#### Task item:
Your answer should hold every line of the records below that contains the string "Assisted".

***

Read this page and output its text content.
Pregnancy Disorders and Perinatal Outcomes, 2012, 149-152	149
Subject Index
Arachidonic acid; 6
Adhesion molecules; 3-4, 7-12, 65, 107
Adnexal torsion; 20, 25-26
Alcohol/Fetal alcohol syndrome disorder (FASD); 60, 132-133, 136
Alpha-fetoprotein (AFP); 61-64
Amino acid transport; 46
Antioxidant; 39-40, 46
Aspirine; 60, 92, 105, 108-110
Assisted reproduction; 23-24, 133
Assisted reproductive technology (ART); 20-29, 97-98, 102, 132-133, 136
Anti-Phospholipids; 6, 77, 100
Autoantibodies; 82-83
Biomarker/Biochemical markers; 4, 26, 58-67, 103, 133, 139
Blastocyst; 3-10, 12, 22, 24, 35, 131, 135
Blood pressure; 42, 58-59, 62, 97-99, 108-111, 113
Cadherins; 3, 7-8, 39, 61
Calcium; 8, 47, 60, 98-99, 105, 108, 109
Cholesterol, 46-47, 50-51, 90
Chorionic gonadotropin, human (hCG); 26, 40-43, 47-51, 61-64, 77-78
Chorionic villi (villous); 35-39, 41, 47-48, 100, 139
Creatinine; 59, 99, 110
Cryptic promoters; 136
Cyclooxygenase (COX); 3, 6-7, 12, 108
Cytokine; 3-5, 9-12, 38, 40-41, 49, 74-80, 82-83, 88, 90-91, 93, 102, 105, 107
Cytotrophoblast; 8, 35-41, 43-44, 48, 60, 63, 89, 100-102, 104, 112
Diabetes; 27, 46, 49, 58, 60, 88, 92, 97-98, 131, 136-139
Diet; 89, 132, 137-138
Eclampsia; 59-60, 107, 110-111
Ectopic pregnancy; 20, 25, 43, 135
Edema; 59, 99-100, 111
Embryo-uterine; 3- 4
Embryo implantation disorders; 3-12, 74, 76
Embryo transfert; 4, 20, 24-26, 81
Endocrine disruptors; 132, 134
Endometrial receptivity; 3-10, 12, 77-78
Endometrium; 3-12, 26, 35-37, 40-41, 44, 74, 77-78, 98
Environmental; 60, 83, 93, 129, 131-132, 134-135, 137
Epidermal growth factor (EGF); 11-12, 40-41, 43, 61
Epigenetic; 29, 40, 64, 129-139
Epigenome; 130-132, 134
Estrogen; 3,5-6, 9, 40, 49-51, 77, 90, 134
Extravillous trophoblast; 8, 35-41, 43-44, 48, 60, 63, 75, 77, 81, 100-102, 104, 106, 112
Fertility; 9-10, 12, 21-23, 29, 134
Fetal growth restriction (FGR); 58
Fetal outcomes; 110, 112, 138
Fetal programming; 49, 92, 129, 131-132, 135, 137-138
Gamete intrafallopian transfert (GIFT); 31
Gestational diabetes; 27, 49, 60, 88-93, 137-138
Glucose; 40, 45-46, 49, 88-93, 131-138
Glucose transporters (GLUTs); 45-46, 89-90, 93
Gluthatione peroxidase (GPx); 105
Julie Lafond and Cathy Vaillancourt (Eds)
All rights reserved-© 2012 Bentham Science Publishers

***

#### Solution below:
Assisted reproduction; 23-24, 133
Assisted reproductive technology (ART); 20-29, 97-98, 102, 132-133, 136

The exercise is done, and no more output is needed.